── Records to use

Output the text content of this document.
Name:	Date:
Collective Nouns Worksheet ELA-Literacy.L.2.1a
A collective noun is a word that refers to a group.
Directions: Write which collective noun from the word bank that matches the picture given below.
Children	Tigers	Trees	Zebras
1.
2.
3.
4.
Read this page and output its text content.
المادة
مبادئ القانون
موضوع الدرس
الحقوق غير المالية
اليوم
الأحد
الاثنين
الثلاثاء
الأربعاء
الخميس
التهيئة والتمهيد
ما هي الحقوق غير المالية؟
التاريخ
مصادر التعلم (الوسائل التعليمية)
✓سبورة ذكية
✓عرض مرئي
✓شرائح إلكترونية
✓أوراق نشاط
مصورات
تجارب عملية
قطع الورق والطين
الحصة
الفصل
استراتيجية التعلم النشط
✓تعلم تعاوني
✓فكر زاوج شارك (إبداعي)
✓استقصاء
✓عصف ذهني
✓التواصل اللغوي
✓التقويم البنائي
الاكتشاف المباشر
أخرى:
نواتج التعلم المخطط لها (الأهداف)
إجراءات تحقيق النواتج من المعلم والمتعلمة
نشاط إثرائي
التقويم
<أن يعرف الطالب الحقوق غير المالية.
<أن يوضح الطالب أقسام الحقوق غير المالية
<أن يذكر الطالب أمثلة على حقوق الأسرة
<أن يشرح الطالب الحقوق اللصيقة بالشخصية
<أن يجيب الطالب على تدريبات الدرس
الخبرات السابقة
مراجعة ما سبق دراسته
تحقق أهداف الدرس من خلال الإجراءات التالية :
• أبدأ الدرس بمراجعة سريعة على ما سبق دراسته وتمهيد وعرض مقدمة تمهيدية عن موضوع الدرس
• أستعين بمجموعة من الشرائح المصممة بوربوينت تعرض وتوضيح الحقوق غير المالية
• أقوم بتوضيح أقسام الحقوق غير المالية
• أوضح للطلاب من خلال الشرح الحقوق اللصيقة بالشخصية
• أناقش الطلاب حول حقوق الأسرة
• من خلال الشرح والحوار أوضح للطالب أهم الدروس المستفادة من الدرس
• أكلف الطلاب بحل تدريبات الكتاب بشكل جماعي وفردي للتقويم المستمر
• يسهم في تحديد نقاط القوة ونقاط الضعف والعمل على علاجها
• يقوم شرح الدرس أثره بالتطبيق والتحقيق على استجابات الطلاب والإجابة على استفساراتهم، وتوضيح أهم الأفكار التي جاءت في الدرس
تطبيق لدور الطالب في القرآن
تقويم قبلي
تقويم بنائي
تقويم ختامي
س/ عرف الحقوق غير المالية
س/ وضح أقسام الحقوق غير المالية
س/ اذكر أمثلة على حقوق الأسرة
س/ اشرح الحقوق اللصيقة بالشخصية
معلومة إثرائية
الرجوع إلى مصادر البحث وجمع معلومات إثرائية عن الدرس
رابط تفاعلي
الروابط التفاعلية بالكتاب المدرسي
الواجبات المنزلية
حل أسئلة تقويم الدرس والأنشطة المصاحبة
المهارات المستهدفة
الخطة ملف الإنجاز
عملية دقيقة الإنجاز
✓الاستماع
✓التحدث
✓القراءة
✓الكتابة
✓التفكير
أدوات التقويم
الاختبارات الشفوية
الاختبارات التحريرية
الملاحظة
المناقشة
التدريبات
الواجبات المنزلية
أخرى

────

▸ To be done:
Check each line above for "الإنجاز" and return the ones that have it.

▸ Finished task:
الخطة ملف الإنجاز
عملية دقيقة الإنجاز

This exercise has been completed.